→ **Raw records**
= = =
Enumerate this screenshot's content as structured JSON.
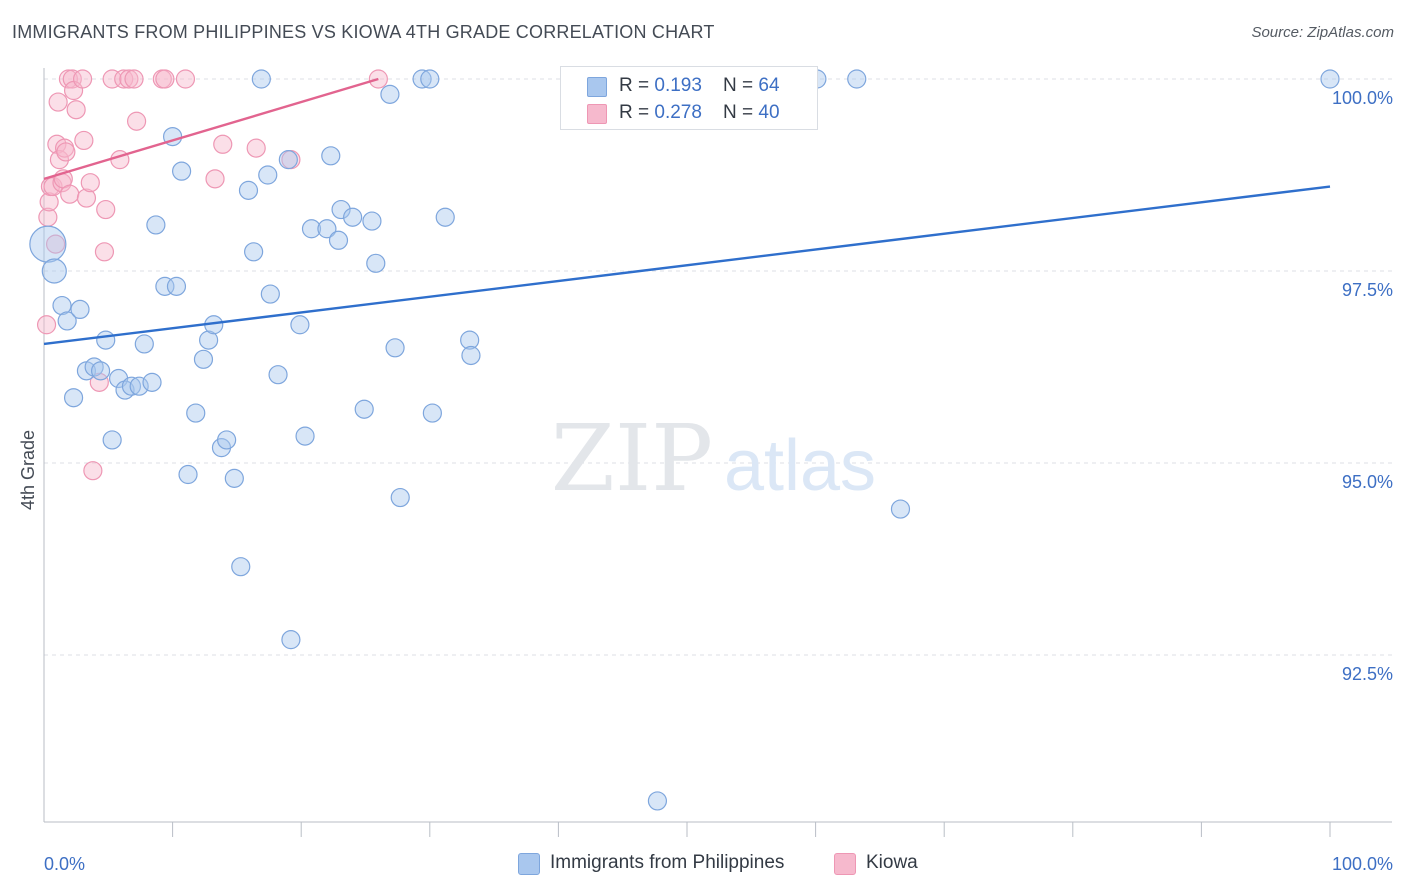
{
  "header": {
    "title": "IMMIGRANTS FROM PHILIPPINES VS KIOWA 4TH GRADE CORRELATION CHART",
    "source": "Source: ZipAtlas.com"
  },
  "watermark": {
    "zip": "ZIP",
    "atlas": "atlas"
  },
  "legend": {
    "items": [
      {
        "r_label": "R = ",
        "r_value": "0.193",
        "n_label": "N = ",
        "n_value": "64"
      },
      {
        "r_label": "R = ",
        "r_value": "0.278",
        "n_label": "N = ",
        "n_value": "40"
      }
    ]
  },
  "colors": {
    "blue_fill": "#a9c7ee",
    "blue_stroke": "#7ea6dd",
    "blue_line": "#2f6fcc",
    "pink_fill": "#f6b9cd",
    "pink_stroke": "#ee97b4",
    "pink_line": "#e2648f",
    "axis_label": "#3d6fc4",
    "grid": "#dcdfe4"
  },
  "chart_data": {
    "type": "scatter",
    "title": "IMMIGRANTS FROM PHILIPPINES VS KIOWA 4TH GRADE CORRELATION CHART",
    "xlabel": "",
    "ylabel": "4th Grade",
    "xlim": [
      0,
      100
    ],
    "ylim": [
      90.3,
      100.2
    ],
    "x_tick_labels": [
      "0.0%",
      "100.0%"
    ],
    "y_ticks": [
      {
        "value": 100.0,
        "label": "100.0%"
      },
      {
        "value": 97.5,
        "label": "97.5%"
      },
      {
        "value": 95.0,
        "label": "95.0%"
      },
      {
        "value": 92.5,
        "label": "92.5%"
      }
    ],
    "series": [
      {
        "name": "Immigrants from Philippines",
        "r": 0.193,
        "n": 64,
        "trend": {
          "x": [
            0,
            100
          ],
          "y": [
            96.55,
            98.6
          ]
        },
        "points": [
          {
            "x": 0.3,
            "y": 97.85,
            "s": 18
          },
          {
            "x": 0.8,
            "y": 97.5,
            "s": 12
          },
          {
            "x": 1.4,
            "y": 97.05,
            "s": 9
          },
          {
            "x": 1.8,
            "y": 96.85,
            "s": 9
          },
          {
            "x": 2.3,
            "y": 95.85,
            "s": 9
          },
          {
            "x": 2.8,
            "y": 97.0,
            "s": 9
          },
          {
            "x": 3.3,
            "y": 96.2,
            "s": 9
          },
          {
            "x": 3.9,
            "y": 96.25,
            "s": 9
          },
          {
            "x": 4.4,
            "y": 96.2,
            "s": 9
          },
          {
            "x": 4.8,
            "y": 96.6,
            "s": 9
          },
          {
            "x": 5.3,
            "y": 95.3,
            "s": 9
          },
          {
            "x": 5.8,
            "y": 96.1,
            "s": 9
          },
          {
            "x": 6.3,
            "y": 95.95,
            "s": 9
          },
          {
            "x": 6.8,
            "y": 96.0,
            "s": 9
          },
          {
            "x": 7.4,
            "y": 96.0,
            "s": 9
          },
          {
            "x": 7.8,
            "y": 96.55,
            "s": 9
          },
          {
            "x": 8.4,
            "y": 96.05,
            "s": 9
          },
          {
            "x": 8.7,
            "y": 98.1,
            "s": 9
          },
          {
            "x": 9.4,
            "y": 97.3,
            "s": 9
          },
          {
            "x": 10.0,
            "y": 99.25,
            "s": 9
          },
          {
            "x": 10.3,
            "y": 97.3,
            "s": 9
          },
          {
            "x": 10.7,
            "y": 98.8,
            "s": 9
          },
          {
            "x": 11.2,
            "y": 94.85,
            "s": 9
          },
          {
            "x": 11.8,
            "y": 95.65,
            "s": 9
          },
          {
            "x": 12.4,
            "y": 96.35,
            "s": 9
          },
          {
            "x": 12.8,
            "y": 96.6,
            "s": 9
          },
          {
            "x": 13.2,
            "y": 96.8,
            "s": 9
          },
          {
            "x": 13.8,
            "y": 95.2,
            "s": 9
          },
          {
            "x": 14.2,
            "y": 95.3,
            "s": 9
          },
          {
            "x": 14.8,
            "y": 94.8,
            "s": 9
          },
          {
            "x": 15.3,
            "y": 93.65,
            "s": 9
          },
          {
            "x": 15.9,
            "y": 98.55,
            "s": 9
          },
          {
            "x": 16.3,
            "y": 97.75,
            "s": 9
          },
          {
            "x": 16.9,
            "y": 100.0,
            "s": 9
          },
          {
            "x": 17.4,
            "y": 98.75,
            "s": 9
          },
          {
            "x": 17.6,
            "y": 97.2,
            "s": 9
          },
          {
            "x": 18.2,
            "y": 96.15,
            "s": 9
          },
          {
            "x": 19.0,
            "y": 98.95,
            "s": 9
          },
          {
            "x": 19.2,
            "y": 92.7,
            "s": 9
          },
          {
            "x": 19.9,
            "y": 96.8,
            "s": 9
          },
          {
            "x": 20.3,
            "y": 95.35,
            "s": 9
          },
          {
            "x": 20.8,
            "y": 98.05,
            "s": 9
          },
          {
            "x": 22.0,
            "y": 98.05,
            "s": 9
          },
          {
            "x": 22.3,
            "y": 99.0,
            "s": 9
          },
          {
            "x": 22.9,
            "y": 97.9,
            "s": 9
          },
          {
            "x": 23.1,
            "y": 98.3,
            "s": 9
          },
          {
            "x": 24.0,
            "y": 98.2,
            "s": 9
          },
          {
            "x": 24.9,
            "y": 95.7,
            "s": 9
          },
          {
            "x": 25.5,
            "y": 98.15,
            "s": 9
          },
          {
            "x": 25.8,
            "y": 97.6,
            "s": 9
          },
          {
            "x": 26.9,
            "y": 99.8,
            "s": 9
          },
          {
            "x": 27.3,
            "y": 96.5,
            "s": 9
          },
          {
            "x": 27.7,
            "y": 94.55,
            "s": 9
          },
          {
            "x": 29.4,
            "y": 100.0,
            "s": 9
          },
          {
            "x": 30.0,
            "y": 100.0,
            "s": 9
          },
          {
            "x": 30.2,
            "y": 95.65,
            "s": 9
          },
          {
            "x": 31.2,
            "y": 98.2,
            "s": 9
          },
          {
            "x": 33.1,
            "y": 96.6,
            "s": 9
          },
          {
            "x": 33.2,
            "y": 96.4,
            "s": 9
          },
          {
            "x": 47.7,
            "y": 90.6,
            "s": 9
          },
          {
            "x": 60.1,
            "y": 100.0,
            "s": 9
          },
          {
            "x": 63.2,
            "y": 100.0,
            "s": 9
          },
          {
            "x": 66.6,
            "y": 94.4,
            "s": 9
          },
          {
            "x": 100.0,
            "y": 100.0,
            "s": 9
          }
        ]
      },
      {
        "name": "Kiowa",
        "r": 0.278,
        "n": 40,
        "trend": {
          "x": [
            0,
            26.0
          ],
          "y": [
            98.7,
            100.0
          ]
        },
        "points": [
          {
            "x": 0.2,
            "y": 96.8,
            "s": 9
          },
          {
            "x": 0.3,
            "y": 98.2,
            "s": 9
          },
          {
            "x": 0.4,
            "y": 98.4,
            "s": 9
          },
          {
            "x": 0.5,
            "y": 98.6,
            "s": 9
          },
          {
            "x": 0.7,
            "y": 98.6,
            "s": 9
          },
          {
            "x": 0.9,
            "y": 97.85,
            "s": 9
          },
          {
            "x": 1.0,
            "y": 99.15,
            "s": 9
          },
          {
            "x": 1.1,
            "y": 99.7,
            "s": 9
          },
          {
            "x": 1.2,
            "y": 98.95,
            "s": 9
          },
          {
            "x": 1.4,
            "y": 98.65,
            "s": 9
          },
          {
            "x": 1.5,
            "y": 98.7,
            "s": 9
          },
          {
            "x": 1.6,
            "y": 99.1,
            "s": 9
          },
          {
            "x": 1.7,
            "y": 99.05,
            "s": 9
          },
          {
            "x": 1.9,
            "y": 100.0,
            "s": 9
          },
          {
            "x": 2.0,
            "y": 98.5,
            "s": 9
          },
          {
            "x": 2.2,
            "y": 100.0,
            "s": 9
          },
          {
            "x": 2.3,
            "y": 99.85,
            "s": 9
          },
          {
            "x": 2.5,
            "y": 99.6,
            "s": 9
          },
          {
            "x": 3.0,
            "y": 100.0,
            "s": 9
          },
          {
            "x": 3.1,
            "y": 99.2,
            "s": 9
          },
          {
            "x": 3.3,
            "y": 98.45,
            "s": 9
          },
          {
            "x": 3.6,
            "y": 98.65,
            "s": 9
          },
          {
            "x": 3.8,
            "y": 94.9,
            "s": 9
          },
          {
            "x": 4.3,
            "y": 96.05,
            "s": 9
          },
          {
            "x": 4.7,
            "y": 97.75,
            "s": 9
          },
          {
            "x": 4.8,
            "y": 98.3,
            "s": 9
          },
          {
            "x": 5.3,
            "y": 100.0,
            "s": 9
          },
          {
            "x": 5.9,
            "y": 98.95,
            "s": 9
          },
          {
            "x": 6.2,
            "y": 100.0,
            "s": 9
          },
          {
            "x": 6.6,
            "y": 100.0,
            "s": 9
          },
          {
            "x": 7.0,
            "y": 100.0,
            "s": 9
          },
          {
            "x": 7.2,
            "y": 99.45,
            "s": 9
          },
          {
            "x": 9.2,
            "y": 100.0,
            "s": 9
          },
          {
            "x": 9.4,
            "y": 100.0,
            "s": 9
          },
          {
            "x": 11.0,
            "y": 100.0,
            "s": 9
          },
          {
            "x": 13.3,
            "y": 98.7,
            "s": 9
          },
          {
            "x": 13.9,
            "y": 99.15,
            "s": 9
          },
          {
            "x": 16.5,
            "y": 99.1,
            "s": 9
          },
          {
            "x": 19.2,
            "y": 98.95,
            "s": 9
          },
          {
            "x": 26.0,
            "y": 100.0,
            "s": 9
          }
        ]
      }
    ]
  }
}
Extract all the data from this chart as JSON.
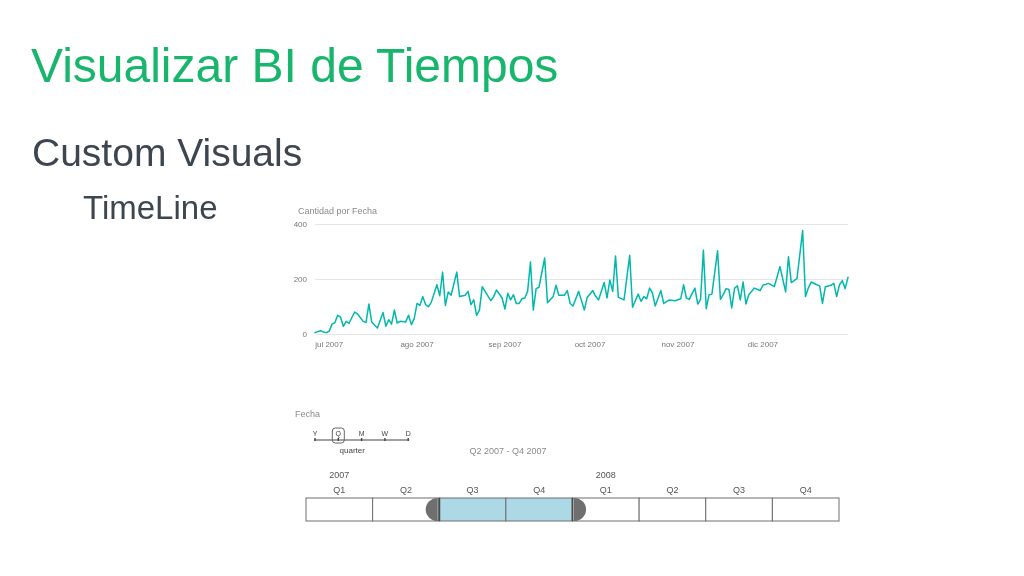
= = =
Pick out all lines containing the string "name".

→ **Task response**
        "name": "Immigrants from Philippines",
        "name": "Kiowa",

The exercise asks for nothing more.